— INFORMATION GIVEN —

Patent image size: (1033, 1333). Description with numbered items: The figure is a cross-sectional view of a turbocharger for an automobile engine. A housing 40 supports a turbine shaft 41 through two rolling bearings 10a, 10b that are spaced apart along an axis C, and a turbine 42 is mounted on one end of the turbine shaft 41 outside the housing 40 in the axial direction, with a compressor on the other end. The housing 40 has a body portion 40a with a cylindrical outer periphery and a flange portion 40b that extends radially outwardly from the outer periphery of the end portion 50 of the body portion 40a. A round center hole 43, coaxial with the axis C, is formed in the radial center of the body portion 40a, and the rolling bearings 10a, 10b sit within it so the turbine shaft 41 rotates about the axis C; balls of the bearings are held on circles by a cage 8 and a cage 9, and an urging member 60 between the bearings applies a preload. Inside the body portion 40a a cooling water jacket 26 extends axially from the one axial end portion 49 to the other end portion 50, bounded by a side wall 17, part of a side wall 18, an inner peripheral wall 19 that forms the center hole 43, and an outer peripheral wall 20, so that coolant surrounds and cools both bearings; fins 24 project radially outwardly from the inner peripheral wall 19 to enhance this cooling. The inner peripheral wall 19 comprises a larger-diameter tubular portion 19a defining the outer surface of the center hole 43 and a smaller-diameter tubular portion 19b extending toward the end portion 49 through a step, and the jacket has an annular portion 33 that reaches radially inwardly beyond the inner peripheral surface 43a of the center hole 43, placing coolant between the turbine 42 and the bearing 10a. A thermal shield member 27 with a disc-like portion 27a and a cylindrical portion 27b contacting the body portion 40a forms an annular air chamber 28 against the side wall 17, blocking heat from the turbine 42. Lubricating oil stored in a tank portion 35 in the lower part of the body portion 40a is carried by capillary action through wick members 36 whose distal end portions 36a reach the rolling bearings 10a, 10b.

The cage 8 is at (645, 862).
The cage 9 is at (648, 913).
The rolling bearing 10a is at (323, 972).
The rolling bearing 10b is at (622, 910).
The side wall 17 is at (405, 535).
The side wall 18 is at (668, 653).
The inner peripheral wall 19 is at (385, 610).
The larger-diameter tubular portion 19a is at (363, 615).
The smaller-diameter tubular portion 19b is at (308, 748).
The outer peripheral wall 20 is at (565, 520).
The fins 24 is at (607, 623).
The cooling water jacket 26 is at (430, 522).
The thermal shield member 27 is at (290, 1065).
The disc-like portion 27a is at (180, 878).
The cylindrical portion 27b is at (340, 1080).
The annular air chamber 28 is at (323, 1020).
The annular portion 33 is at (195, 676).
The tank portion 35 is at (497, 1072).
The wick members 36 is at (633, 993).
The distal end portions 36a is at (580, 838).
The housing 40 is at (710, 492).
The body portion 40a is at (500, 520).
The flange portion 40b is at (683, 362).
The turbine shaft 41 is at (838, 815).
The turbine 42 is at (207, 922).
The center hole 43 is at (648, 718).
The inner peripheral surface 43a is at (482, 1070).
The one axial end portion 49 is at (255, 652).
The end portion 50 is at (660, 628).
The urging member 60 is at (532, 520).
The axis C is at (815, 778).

— BRIEF —
Print the records exactly, from the first line through the line containing "The cage 9 is at (648, 913).", including that line.

— RESULT OF THE EXERCISE —
Patent image size: (1033, 1333). Description with numbered items: The figure is a cross-sectional view of a turbocharger for an automobile engine. A housing 40 supports a turbine shaft 41 through two rolling bearings 10a, 10b that are spaced apart along an axis C, and a turbine 42 is mounted on one end of the turbine shaft 41 outside the housing 40 in the axial direction, with a compressor on the other end. The housing 40 has a body portion 40a with a cylindrical outer periphery and a flange portion 40b that extends radially outwardly from the outer periphery of the end portion 50 of the body portion 40a. A round center hole 43, coaxial with the axis C, is formed in the radial center of the body portion 40a, and the rolling bearings 10a, 10b sit within it so the turbine shaft 41 rotates about the axis C; balls of the bearings are held on circles by a cage 8 and a cage 9, and an urging member 60 between the bearings applies a preload. Inside the body portion 40a a cooling water jacket 26 extends axially from the one axial end portion 49 to the other end portion 50, bounded by a side wall 17, part of a side wall 18, an inner peripheral wall 19 that forms the center hole 43, and an outer peripheral wall 20, so that coolant surrounds and cools both bearings; fins 24 project radially outwardly from the inner peripheral wall 19 to enhance this cooling. The inner peripheral wall 19 comprises a larger-diameter tubular portion 19a defining the outer surface of the center hole 43 and a smaller-diameter tubular portion 19b extending toward the end portion 49 through a step, and the jacket has an annular portion 33 that reaches radially inwardly beyond the inner peripheral surface 43a of the center hole 43, placing coolant between the turbine 42 and the bearing 10a. A thermal shield member 27 with a disc-like portion 27a and a cylindrical portion 27b contacting the body portion 40a forms an annular air chamber 28 against the side wall 17, blocking heat from the turbine 42. Lubricating oil stored in a tank portion 35 in the lower part of the body portion 40a is carried by capillary action through wick members 36 whose distal end portions 36a reach the rolling bearings 10a, 10b.

The cage 8 is at (645, 862).
The cage 9 is at (648, 913).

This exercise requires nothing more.